AIM OF THE EXERCISE.
Search the data below for the word "having" and report how many lines contain it, with no added words.

Top of EXTRACTED RECORDS

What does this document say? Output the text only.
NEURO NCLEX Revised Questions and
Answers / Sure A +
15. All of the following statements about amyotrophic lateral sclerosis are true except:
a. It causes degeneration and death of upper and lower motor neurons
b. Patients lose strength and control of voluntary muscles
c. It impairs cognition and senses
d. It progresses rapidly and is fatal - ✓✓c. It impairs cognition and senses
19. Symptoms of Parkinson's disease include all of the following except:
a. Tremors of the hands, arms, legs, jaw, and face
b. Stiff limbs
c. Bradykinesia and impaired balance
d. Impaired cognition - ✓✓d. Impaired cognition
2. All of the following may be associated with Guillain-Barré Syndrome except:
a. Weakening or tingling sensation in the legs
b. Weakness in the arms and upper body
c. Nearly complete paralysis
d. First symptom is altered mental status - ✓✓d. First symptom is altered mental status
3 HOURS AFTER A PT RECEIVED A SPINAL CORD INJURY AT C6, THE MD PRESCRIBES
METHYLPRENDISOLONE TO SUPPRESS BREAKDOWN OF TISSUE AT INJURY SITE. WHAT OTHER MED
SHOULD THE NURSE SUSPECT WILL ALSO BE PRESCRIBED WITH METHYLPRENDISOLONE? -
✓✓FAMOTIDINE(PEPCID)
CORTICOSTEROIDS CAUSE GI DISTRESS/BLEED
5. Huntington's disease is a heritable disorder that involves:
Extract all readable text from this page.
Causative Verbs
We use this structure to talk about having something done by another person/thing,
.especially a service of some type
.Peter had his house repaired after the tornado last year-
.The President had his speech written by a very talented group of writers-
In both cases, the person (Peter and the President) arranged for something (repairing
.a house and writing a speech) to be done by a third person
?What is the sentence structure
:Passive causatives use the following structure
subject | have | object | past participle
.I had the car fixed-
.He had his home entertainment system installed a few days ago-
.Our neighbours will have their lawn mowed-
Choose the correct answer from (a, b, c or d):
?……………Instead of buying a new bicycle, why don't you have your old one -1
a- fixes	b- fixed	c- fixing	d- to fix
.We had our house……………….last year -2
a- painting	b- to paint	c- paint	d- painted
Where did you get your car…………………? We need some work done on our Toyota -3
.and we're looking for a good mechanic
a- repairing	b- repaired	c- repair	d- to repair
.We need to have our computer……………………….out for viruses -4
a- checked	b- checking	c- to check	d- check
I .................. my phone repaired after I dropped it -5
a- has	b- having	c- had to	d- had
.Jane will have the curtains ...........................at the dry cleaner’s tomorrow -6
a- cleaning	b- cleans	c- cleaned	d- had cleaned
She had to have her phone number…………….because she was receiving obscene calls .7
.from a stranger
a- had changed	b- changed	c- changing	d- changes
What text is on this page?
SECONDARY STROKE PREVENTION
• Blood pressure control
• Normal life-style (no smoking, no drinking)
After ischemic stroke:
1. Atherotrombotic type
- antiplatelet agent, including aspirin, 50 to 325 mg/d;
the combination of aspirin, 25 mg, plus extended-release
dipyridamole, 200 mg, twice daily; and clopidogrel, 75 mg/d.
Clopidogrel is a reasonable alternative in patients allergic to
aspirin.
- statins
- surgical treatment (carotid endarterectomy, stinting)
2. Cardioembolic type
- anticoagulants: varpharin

Bottom of EXTRACTED RECORDS

ANSWER BOX.
2